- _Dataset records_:
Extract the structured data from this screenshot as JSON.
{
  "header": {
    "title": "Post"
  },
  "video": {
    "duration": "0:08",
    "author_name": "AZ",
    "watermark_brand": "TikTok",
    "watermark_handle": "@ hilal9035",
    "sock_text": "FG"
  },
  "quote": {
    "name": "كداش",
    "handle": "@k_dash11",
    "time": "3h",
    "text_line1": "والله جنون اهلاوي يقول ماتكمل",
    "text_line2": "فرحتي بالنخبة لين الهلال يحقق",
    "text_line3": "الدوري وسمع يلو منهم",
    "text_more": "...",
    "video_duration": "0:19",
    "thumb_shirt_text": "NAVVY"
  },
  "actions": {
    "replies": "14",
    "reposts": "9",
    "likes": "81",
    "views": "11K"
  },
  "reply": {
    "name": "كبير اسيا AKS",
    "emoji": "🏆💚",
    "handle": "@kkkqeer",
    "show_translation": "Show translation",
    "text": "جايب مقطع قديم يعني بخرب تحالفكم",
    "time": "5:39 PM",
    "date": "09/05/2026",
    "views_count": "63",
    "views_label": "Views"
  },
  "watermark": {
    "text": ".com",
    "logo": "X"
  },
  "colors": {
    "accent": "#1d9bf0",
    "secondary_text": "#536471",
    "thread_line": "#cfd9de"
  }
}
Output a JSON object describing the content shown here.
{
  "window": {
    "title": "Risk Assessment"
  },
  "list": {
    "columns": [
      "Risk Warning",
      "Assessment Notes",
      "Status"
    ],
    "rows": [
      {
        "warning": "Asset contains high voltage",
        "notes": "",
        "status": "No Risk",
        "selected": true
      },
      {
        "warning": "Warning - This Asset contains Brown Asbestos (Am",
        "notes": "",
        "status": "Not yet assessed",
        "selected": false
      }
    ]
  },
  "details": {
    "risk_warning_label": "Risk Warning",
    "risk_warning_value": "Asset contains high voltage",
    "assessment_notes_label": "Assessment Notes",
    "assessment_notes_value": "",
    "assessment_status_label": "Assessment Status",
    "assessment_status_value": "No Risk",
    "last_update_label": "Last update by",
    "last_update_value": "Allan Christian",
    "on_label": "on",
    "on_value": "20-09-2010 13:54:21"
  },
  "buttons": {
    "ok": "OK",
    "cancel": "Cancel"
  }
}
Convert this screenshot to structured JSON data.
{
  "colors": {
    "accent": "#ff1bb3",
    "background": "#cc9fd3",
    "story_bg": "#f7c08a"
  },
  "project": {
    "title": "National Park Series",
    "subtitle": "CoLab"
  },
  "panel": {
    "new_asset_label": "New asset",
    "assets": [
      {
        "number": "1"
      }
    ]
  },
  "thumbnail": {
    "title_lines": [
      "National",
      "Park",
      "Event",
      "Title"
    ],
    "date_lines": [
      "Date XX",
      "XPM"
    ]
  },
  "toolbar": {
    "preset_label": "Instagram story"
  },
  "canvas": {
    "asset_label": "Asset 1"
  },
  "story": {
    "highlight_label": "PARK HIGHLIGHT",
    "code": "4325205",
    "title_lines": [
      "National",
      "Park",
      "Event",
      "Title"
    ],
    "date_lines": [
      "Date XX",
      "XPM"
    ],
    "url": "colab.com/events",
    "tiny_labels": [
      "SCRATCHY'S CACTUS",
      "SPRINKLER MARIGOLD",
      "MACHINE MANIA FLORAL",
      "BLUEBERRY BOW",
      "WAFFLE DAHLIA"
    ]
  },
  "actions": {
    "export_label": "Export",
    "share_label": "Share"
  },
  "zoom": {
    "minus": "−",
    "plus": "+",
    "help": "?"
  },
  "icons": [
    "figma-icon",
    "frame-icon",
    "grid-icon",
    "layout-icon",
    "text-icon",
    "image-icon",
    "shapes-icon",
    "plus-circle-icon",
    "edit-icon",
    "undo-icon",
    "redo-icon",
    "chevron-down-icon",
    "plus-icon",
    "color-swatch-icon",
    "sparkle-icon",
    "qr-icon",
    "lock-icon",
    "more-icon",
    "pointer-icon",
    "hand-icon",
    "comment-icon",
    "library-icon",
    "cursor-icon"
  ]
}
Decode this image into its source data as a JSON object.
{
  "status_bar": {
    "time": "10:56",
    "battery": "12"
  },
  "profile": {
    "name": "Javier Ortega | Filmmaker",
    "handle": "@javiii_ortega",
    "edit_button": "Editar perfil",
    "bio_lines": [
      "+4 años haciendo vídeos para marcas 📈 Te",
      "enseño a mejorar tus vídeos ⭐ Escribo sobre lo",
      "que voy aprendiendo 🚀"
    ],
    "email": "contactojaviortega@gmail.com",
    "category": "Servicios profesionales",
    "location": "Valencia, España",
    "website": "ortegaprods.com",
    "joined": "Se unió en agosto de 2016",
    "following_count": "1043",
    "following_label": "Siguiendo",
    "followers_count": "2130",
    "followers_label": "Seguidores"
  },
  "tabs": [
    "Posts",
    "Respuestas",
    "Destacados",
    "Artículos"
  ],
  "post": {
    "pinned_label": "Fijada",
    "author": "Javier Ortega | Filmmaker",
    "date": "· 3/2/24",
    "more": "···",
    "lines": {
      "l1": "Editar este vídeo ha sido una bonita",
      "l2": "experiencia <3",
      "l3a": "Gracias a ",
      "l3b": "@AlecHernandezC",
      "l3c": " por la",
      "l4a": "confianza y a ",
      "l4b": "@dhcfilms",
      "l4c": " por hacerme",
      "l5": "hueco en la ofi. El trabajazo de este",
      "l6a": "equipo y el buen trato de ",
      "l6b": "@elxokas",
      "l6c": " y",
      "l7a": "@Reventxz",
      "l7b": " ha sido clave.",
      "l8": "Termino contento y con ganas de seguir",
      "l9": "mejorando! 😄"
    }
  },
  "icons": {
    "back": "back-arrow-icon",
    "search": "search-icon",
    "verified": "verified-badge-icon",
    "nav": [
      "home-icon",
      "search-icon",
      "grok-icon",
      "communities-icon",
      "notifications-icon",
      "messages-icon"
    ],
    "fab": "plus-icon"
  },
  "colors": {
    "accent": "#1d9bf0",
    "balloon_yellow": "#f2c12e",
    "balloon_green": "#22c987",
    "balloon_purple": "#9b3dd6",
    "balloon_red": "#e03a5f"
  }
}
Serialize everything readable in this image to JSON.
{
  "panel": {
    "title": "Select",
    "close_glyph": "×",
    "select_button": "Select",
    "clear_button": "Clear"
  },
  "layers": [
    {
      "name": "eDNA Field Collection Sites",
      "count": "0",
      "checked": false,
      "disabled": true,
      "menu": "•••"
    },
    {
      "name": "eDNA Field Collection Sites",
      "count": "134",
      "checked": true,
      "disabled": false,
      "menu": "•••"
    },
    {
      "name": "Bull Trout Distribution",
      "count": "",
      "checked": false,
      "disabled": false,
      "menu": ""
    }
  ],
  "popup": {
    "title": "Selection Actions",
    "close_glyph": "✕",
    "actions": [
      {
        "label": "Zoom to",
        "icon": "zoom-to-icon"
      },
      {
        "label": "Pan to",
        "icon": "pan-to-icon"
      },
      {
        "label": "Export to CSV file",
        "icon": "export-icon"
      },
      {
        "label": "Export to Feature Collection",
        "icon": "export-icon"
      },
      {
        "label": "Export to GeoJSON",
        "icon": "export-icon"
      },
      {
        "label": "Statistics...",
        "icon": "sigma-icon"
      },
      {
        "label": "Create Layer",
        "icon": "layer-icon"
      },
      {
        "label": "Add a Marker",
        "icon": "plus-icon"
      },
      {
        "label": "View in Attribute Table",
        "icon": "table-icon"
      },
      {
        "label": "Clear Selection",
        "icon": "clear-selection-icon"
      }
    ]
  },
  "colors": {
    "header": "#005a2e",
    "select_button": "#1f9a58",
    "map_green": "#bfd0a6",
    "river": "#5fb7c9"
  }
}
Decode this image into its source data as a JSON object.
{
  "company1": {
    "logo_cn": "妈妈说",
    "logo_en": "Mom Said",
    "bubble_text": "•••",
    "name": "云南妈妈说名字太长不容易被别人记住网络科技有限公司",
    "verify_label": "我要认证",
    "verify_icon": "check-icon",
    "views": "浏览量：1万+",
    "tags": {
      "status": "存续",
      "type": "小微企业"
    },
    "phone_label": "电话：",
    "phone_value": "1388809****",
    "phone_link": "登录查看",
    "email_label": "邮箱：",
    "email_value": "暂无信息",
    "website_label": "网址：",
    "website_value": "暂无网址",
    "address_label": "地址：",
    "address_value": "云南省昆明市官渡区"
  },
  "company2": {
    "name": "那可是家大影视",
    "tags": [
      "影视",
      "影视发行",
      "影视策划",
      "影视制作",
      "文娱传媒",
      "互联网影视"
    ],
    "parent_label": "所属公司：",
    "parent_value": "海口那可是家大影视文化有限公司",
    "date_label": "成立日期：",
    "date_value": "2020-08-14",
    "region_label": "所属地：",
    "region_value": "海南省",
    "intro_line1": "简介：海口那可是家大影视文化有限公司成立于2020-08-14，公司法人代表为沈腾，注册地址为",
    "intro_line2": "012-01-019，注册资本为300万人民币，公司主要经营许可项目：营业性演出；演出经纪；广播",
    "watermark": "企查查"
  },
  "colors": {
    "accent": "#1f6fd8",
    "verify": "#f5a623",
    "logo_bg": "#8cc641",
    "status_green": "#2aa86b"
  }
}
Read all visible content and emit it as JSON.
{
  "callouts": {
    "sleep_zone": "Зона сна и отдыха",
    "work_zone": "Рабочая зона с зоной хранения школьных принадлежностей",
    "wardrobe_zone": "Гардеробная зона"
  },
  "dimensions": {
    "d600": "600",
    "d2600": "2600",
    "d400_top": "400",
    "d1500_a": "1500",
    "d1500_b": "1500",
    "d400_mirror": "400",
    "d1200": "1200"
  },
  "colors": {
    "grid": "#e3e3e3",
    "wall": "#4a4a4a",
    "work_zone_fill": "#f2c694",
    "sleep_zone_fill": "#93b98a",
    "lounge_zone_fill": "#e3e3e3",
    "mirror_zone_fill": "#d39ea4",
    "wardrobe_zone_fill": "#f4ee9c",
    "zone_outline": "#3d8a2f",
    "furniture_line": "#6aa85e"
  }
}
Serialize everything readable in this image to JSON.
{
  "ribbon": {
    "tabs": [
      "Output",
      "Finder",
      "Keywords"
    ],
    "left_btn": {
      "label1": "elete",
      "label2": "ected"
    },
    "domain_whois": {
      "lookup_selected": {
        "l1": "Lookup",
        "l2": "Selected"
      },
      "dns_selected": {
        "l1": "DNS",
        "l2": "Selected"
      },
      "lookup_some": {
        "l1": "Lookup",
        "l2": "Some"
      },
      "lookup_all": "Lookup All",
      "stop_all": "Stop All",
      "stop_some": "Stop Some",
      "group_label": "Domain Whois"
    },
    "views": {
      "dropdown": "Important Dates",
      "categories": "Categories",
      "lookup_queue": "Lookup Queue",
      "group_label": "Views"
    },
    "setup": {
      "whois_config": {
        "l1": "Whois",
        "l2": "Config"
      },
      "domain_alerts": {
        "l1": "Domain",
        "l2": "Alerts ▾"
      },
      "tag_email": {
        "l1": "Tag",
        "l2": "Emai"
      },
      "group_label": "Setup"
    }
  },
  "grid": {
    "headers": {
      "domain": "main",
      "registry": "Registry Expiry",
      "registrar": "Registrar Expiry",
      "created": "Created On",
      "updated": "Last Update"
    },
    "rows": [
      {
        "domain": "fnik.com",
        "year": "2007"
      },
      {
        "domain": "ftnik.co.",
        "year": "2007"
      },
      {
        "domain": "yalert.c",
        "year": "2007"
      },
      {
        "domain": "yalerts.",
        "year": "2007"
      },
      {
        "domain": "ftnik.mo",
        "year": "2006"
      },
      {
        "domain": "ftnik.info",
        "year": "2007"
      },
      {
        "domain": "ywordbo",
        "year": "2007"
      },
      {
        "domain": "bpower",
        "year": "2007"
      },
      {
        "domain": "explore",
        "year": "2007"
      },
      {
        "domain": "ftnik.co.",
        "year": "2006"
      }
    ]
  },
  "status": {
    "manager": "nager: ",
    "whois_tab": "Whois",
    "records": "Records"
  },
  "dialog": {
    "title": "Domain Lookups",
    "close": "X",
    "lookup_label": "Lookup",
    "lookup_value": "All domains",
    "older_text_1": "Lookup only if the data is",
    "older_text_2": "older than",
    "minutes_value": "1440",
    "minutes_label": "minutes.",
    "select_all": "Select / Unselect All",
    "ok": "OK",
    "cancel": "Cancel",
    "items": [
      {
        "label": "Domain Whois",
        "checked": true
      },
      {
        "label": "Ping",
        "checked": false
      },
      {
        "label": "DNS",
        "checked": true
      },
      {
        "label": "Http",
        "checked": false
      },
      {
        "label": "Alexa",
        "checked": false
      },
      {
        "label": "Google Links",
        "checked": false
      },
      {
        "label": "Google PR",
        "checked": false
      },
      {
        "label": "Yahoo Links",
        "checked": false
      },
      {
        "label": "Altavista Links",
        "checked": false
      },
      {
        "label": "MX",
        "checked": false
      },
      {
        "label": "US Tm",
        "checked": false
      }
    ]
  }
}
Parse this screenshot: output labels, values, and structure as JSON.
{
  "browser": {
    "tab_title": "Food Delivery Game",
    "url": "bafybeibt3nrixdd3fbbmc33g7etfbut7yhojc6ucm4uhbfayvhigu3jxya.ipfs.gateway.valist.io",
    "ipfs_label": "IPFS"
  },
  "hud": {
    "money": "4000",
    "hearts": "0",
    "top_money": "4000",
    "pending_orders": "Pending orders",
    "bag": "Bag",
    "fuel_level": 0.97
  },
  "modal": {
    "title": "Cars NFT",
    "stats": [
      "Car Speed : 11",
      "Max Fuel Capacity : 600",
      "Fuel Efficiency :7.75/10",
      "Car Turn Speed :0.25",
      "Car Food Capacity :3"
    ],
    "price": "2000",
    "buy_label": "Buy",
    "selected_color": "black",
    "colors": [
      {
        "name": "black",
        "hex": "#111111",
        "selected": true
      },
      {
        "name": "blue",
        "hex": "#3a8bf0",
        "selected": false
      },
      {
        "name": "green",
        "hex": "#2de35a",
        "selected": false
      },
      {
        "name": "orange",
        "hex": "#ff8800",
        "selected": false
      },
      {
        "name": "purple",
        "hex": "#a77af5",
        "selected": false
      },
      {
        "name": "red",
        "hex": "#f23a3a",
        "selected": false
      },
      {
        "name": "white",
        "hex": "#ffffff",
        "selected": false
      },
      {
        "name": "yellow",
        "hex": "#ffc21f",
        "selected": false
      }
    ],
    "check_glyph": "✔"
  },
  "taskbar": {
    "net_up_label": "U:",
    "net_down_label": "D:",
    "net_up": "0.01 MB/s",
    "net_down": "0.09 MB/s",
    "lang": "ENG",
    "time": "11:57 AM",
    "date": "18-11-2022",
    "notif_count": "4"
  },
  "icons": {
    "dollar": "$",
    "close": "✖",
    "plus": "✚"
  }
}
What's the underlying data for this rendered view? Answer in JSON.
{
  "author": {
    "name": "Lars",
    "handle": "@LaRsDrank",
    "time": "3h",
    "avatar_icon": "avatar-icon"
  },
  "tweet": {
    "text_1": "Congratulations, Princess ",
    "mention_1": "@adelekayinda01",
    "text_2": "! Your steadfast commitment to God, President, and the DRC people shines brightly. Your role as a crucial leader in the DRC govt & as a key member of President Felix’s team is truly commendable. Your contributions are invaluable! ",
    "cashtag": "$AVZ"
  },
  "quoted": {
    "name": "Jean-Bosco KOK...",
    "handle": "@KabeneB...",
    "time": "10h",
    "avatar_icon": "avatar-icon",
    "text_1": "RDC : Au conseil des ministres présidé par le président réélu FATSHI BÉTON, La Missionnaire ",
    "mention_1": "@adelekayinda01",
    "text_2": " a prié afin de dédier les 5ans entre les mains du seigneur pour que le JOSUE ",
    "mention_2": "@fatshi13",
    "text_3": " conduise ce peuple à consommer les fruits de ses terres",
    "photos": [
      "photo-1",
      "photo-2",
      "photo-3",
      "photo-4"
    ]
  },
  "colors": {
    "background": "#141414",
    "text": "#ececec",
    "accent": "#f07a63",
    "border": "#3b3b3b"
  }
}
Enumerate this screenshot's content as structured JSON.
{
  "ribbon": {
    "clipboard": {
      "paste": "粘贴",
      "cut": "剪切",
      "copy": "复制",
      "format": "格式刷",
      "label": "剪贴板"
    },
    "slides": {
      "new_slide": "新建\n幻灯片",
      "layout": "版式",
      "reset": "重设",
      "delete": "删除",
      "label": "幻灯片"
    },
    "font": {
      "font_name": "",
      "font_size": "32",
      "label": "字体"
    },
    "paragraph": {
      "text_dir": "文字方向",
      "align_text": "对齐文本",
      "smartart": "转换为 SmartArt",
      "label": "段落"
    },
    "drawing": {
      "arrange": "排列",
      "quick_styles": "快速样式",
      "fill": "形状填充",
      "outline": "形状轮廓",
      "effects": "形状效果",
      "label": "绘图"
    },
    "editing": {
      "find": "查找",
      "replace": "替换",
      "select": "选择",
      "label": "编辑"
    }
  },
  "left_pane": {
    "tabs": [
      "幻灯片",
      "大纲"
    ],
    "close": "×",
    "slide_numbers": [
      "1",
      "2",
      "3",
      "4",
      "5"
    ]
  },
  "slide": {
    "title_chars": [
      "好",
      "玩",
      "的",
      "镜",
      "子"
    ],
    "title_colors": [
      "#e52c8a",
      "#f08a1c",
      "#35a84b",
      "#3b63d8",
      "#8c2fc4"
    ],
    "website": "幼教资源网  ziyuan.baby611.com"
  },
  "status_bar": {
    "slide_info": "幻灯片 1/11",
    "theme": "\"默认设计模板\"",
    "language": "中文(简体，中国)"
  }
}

- _AIM OF THE EXERCISE_:
In the entries above, find every line with the word "avatar" and list it.

- _RESULT OF THE EXERCISE_:
    "avatar_icon": "avatar-icon"
    "avatar_icon": "avatar-icon",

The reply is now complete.